══ RECORDS SUPPLIED ══
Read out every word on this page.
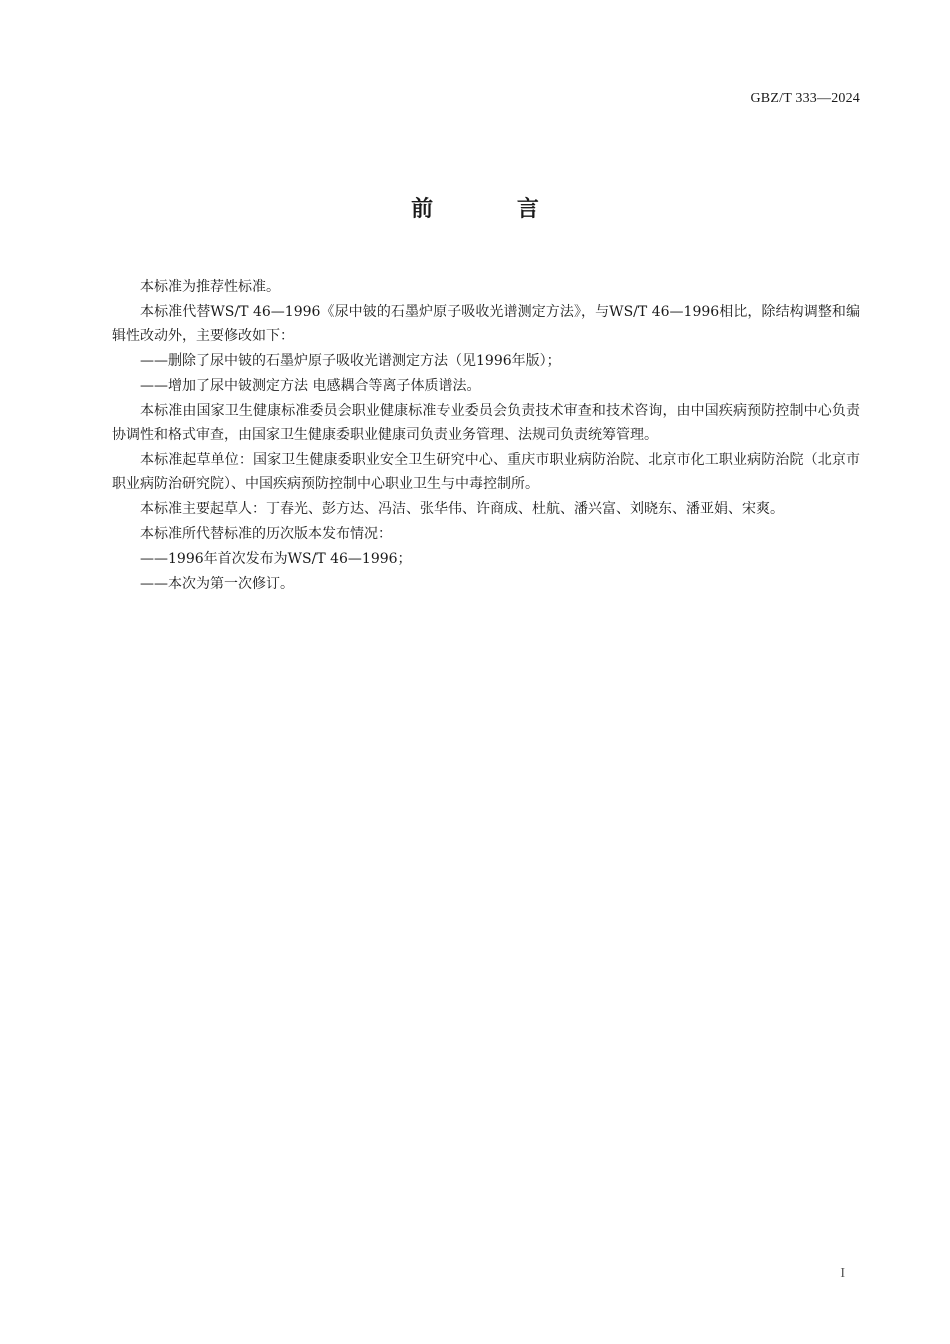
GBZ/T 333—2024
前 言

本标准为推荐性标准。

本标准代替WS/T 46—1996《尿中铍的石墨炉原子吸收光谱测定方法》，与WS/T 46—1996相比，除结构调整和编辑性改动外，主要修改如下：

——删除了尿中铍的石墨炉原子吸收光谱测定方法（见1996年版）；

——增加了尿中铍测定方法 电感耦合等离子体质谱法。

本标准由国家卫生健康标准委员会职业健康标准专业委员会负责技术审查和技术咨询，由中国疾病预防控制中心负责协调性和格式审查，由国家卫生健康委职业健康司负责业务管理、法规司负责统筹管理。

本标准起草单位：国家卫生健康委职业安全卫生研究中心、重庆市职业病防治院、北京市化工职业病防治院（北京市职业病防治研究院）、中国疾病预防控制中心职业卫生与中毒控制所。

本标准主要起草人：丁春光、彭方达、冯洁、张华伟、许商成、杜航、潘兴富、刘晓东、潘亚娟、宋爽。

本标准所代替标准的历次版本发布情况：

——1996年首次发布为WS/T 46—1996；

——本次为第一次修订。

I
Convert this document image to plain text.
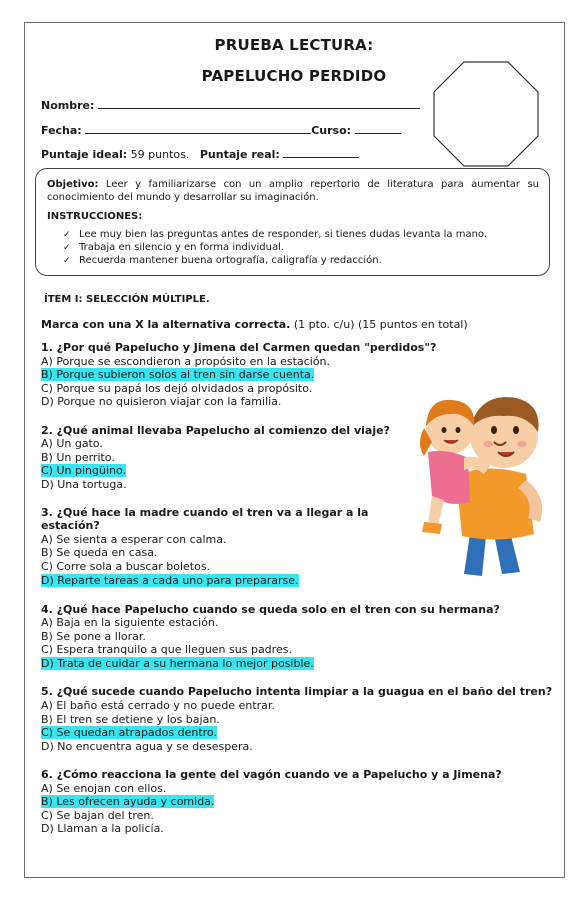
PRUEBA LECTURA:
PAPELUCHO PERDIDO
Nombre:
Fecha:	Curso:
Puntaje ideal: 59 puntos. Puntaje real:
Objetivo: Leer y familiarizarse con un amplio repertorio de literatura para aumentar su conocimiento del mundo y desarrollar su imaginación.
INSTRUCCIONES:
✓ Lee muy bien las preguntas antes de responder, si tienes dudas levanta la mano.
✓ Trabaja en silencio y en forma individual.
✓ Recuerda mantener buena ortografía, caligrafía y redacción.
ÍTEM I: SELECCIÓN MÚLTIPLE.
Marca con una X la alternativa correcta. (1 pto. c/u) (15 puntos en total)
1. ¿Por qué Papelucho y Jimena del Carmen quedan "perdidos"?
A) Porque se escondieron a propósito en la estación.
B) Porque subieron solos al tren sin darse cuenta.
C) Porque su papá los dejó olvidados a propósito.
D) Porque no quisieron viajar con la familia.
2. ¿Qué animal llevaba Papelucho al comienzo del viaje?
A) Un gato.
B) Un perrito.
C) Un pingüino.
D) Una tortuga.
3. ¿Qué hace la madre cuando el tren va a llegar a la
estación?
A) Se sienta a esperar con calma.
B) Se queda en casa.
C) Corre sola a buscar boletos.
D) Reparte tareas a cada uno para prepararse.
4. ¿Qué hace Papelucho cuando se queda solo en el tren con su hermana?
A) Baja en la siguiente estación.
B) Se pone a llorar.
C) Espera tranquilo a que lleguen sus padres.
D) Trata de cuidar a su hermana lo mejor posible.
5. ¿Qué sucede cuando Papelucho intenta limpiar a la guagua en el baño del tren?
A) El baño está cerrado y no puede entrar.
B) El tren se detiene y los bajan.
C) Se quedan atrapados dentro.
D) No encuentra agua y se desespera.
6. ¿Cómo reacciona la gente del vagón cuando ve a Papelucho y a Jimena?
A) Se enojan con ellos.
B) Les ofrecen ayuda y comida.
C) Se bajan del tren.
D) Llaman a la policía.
═══
* WHAT THE TASK ASKS
Search the entries for the word "propósito", then gather every line that has it.

* TASK RESPONSE
A) Porque se escondieron a propósito en la estación.
C) Porque su papá los dejó olvidados a propósito.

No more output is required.